→ **Task to carry out**
Output the material word for word. Leave each picture out.

▬▬▬

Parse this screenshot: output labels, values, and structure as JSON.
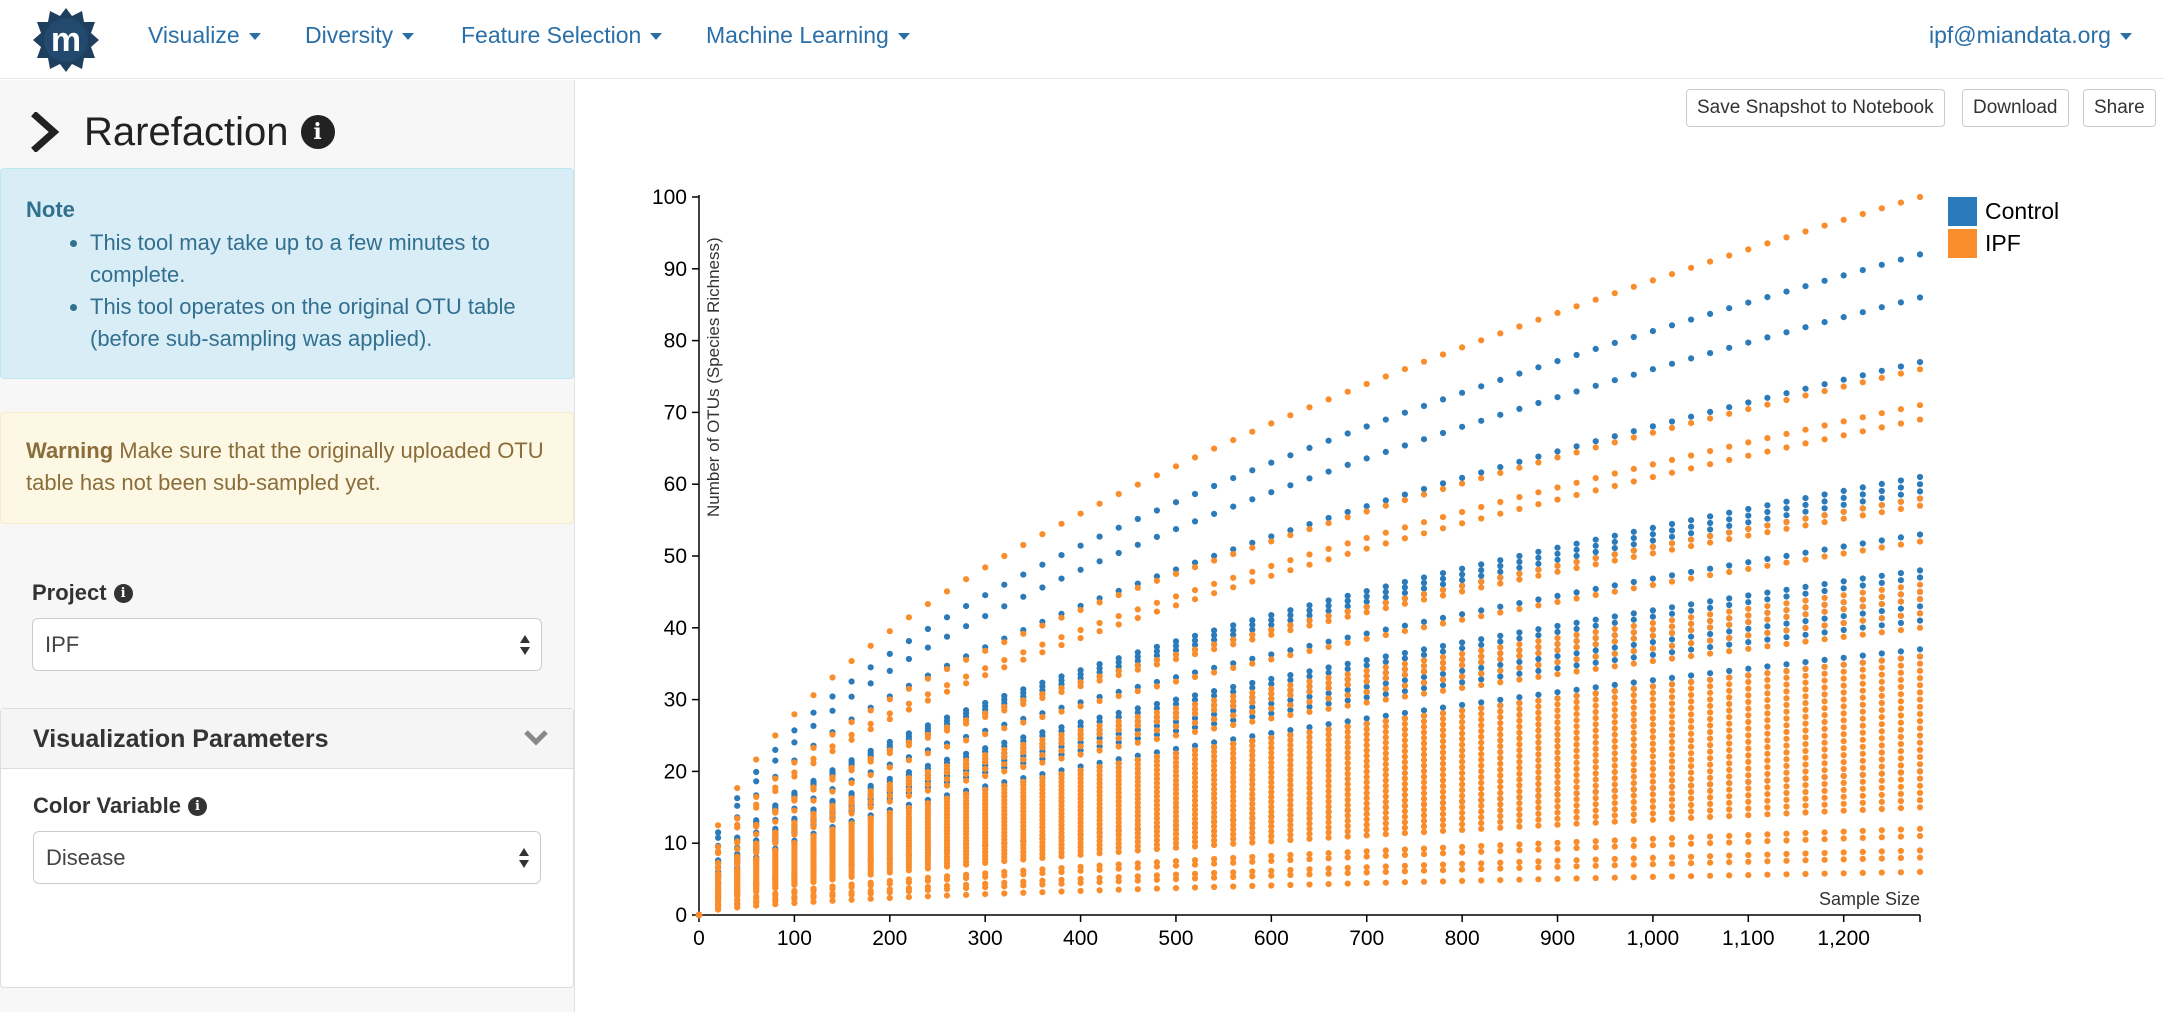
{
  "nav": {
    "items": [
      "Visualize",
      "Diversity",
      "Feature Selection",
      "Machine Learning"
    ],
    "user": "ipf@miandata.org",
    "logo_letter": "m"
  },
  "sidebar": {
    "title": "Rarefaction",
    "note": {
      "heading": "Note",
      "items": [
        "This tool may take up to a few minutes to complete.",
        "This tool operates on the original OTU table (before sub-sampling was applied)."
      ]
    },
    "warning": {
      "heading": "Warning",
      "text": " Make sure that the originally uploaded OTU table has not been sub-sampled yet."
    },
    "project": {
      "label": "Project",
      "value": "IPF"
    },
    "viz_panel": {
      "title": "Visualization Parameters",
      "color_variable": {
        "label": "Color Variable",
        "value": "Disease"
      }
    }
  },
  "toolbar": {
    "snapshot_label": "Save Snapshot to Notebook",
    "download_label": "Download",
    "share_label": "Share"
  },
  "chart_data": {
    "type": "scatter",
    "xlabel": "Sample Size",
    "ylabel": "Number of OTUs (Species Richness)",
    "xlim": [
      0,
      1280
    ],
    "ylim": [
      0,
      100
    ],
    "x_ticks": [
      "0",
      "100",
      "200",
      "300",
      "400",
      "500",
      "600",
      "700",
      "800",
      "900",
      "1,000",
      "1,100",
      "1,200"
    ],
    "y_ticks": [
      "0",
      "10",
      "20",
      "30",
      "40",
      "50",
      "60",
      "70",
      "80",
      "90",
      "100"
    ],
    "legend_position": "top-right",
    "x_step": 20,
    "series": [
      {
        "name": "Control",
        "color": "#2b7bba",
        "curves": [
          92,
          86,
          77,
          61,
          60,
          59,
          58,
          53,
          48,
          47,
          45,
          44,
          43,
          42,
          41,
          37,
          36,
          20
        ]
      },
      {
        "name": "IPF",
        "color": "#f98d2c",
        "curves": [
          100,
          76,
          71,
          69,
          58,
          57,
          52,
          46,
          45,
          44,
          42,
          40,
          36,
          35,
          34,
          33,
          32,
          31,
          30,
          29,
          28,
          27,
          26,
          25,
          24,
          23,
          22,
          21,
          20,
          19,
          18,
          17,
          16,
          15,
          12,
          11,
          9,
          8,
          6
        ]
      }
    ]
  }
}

▬▬▬

→ **Task output**
Parse this screenshot: output labels, values, and structure as JSON.
{
  "nav": {
    "items": [
      "Visualize",
      "Diversity",
      "Feature Selection",
      "Machine Learning"
    ],
    "user": "ipf@miandata.org",
    "logo_letter": "m"
  },
  "sidebar": {
    "title": "Rarefaction",
    "note": {
      "heading": "Note",
      "items": [
        "This tool may take up to a few minutes to complete.",
        "This tool operates on the original OTU table (before sub-sampling was applied)."
      ]
    },
    "warning": {
      "heading": "Warning",
      "text": " Make sure that the originally uploaded OTU table has not been sub-sampled yet."
    },
    "project": {
      "label": "Project",
      "value": "IPF"
    },
    "viz_panel": {
      "title": "Visualization Parameters",
      "color_variable": {
        "label": "Color Variable",
        "value": "Disease"
      }
    }
  },
  "toolbar": {
    "snapshot_label": "Save Snapshot to Notebook",
    "download_label": "Download",
    "share_label": "Share"
  },
  "chart_data": {
    "type": "scatter",
    "xlabel": "Sample Size",
    "ylabel": "Number of OTUs (Species Richness)",
    "xlim": [
      0,
      1280
    ],
    "ylim": [
      0,
      100
    ],
    "x_ticks": [
      "0",
      "100",
      "200",
      "300",
      "400",
      "500",
      "600",
      "700",
      "800",
      "900",
      "1,000",
      "1,100",
      "1,200"
    ],
    "y_ticks": [
      "0",
      "10",
      "20",
      "30",
      "40",
      "50",
      "60",
      "70",
      "80",
      "90",
      "100"
    ],
    "legend_position": "top-right",
    "x_step": 20,
    "series": [
      {
        "name": "Control",
        "color": "#2b7bba",
        "curves": [
          92,
          86,
          77,
          61,
          60,
          59,
          58,
          53,
          48,
          47,
          45,
          44,
          43,
          42,
          41,
          37,
          36,
          20
        ]
      },
      {
        "name": "IPF",
        "color": "#f98d2c",
        "curves": [
          100,
          76,
          71,
          69,
          58,
          57,
          52,
          46,
          45,
          44,
          42,
          40,
          36,
          35,
          34,
          33,
          32,
          31,
          30,
          29,
          28,
          27,
          26,
          25,
          24,
          23,
          22,
          21,
          20,
          19,
          18,
          17,
          16,
          15,
          12,
          11,
          9,
          8,
          6
        ]
      }
    ]
  }
}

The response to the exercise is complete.